### Instructions to follow
Locate the lines of the listing below that hold "server", then copy each of them.

### Material provided

◆ ◆ ◆

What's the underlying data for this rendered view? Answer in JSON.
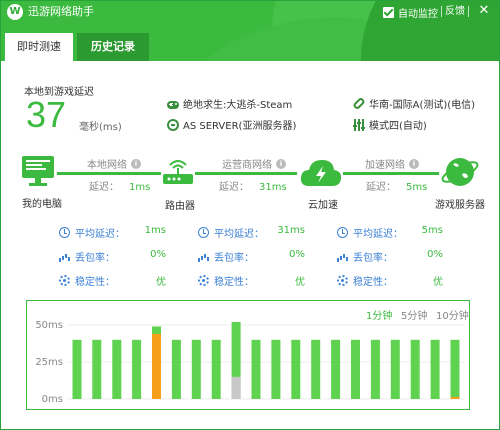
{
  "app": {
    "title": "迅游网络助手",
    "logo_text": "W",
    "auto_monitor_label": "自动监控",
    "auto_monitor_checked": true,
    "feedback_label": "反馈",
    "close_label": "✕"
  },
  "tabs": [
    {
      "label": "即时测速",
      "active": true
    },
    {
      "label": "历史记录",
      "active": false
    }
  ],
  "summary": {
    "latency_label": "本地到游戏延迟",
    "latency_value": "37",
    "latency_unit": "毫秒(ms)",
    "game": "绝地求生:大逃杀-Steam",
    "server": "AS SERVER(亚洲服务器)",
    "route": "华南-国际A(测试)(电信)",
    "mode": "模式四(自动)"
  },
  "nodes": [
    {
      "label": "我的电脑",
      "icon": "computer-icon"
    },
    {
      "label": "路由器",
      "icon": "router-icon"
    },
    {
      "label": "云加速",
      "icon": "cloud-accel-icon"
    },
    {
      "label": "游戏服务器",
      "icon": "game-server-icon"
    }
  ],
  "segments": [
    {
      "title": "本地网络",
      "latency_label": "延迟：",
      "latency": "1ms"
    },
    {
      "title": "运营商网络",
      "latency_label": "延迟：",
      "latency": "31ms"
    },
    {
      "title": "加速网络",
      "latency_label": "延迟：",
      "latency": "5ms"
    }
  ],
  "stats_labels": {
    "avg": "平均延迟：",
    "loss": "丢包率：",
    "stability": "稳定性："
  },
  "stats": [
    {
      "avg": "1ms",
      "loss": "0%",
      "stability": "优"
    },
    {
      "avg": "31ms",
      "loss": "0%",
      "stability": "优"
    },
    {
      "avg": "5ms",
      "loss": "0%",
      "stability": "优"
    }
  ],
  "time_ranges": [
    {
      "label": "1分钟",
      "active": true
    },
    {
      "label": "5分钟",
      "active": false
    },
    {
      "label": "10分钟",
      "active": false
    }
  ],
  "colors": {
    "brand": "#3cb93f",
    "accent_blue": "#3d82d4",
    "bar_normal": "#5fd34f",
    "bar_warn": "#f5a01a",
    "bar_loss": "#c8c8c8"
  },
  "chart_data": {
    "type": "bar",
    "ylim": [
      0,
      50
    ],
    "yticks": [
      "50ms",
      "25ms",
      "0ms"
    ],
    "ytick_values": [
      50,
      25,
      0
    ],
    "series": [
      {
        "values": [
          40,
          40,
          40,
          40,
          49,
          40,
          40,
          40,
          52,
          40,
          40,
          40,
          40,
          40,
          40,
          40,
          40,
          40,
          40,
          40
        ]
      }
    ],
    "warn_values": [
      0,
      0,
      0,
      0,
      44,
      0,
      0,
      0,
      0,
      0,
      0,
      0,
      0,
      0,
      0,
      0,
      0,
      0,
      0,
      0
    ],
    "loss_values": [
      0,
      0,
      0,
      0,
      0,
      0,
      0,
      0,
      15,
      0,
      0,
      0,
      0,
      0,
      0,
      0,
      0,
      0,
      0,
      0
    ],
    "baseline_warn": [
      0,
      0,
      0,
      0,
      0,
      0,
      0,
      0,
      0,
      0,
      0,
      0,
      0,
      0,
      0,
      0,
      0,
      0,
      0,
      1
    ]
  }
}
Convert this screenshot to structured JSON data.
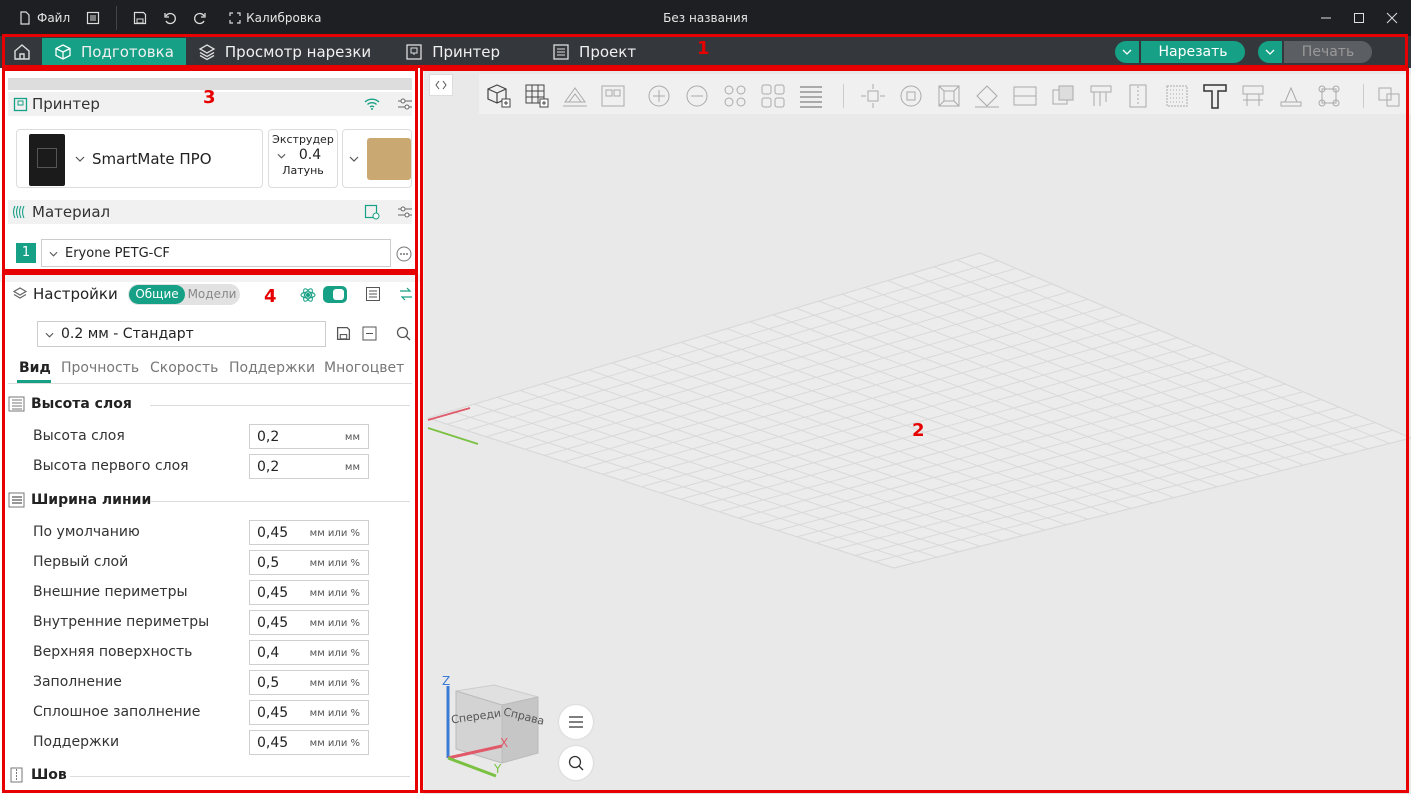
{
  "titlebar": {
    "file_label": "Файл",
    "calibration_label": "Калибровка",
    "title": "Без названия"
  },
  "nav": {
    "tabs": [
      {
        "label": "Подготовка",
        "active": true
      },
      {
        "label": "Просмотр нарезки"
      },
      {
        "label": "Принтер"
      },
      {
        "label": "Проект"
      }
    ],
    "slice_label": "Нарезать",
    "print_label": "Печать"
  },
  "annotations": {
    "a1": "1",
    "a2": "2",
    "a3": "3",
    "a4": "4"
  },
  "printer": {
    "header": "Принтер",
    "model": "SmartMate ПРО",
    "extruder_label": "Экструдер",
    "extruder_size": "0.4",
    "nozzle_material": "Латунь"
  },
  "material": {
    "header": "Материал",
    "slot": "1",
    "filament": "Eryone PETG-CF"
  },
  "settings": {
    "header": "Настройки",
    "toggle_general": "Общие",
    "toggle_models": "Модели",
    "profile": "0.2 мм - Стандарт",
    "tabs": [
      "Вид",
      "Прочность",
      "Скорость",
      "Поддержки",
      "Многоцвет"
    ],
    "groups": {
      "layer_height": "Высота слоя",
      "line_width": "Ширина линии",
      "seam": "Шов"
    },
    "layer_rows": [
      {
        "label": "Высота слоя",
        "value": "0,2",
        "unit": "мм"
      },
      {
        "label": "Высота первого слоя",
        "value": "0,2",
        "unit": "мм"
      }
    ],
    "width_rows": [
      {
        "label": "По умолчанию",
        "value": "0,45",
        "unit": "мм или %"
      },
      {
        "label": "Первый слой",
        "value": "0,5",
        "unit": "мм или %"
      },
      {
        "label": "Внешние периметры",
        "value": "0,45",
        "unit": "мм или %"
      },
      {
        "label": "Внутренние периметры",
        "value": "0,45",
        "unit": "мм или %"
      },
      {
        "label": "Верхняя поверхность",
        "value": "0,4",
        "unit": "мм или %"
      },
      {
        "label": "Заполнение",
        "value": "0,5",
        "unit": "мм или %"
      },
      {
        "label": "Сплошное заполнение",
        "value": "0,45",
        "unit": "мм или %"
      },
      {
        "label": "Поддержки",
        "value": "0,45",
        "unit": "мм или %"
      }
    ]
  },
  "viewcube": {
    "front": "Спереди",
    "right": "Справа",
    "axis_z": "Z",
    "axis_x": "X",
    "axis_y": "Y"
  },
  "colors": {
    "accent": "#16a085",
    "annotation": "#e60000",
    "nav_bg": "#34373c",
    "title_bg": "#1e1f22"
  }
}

◆ ◆ ◆

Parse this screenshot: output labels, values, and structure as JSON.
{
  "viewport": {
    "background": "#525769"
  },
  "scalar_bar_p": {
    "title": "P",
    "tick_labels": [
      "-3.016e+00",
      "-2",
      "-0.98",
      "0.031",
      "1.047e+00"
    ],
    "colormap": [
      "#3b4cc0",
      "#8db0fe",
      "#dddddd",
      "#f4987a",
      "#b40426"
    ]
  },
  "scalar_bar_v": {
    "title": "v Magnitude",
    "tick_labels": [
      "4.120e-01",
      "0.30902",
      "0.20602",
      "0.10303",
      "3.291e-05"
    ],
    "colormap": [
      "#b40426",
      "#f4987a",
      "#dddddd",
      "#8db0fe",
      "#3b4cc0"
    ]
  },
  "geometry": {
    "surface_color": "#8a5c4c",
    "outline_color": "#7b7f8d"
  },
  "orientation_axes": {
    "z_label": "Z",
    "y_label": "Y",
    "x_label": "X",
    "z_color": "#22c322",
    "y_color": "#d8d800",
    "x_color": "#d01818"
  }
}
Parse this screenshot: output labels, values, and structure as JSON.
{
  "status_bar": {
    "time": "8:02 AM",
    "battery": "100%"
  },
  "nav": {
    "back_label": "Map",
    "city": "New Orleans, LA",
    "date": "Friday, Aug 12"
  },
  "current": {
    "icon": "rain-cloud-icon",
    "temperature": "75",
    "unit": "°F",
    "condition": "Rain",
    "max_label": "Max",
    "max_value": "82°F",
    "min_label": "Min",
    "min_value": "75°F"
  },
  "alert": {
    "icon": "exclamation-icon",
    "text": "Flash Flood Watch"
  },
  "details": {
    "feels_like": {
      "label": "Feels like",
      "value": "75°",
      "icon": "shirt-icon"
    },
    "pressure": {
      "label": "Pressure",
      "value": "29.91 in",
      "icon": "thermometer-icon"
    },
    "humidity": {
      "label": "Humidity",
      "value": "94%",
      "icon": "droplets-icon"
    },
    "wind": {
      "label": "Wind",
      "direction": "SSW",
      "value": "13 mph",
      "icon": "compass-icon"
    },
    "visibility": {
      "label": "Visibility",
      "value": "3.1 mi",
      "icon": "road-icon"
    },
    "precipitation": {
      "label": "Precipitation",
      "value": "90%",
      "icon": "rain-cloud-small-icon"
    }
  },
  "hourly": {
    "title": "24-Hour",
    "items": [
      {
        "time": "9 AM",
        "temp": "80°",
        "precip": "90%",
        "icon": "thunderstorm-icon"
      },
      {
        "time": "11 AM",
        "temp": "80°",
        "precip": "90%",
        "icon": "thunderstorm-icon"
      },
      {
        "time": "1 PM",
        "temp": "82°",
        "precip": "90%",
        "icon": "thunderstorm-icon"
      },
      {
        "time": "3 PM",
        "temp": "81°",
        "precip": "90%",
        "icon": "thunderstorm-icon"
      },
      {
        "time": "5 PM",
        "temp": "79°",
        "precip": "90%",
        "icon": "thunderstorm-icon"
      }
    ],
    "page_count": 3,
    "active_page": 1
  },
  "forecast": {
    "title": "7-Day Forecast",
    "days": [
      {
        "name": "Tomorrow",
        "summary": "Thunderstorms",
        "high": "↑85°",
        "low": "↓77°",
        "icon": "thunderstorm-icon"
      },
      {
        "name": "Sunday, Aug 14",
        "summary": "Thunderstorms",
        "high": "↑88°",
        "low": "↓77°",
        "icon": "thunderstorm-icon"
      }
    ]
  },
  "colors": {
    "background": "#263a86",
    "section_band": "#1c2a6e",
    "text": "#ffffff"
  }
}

◆ ◆ ◆

### Full answer
    "server": "AS SERVER(亚洲服务器)",
      "icon": "game-server-icon"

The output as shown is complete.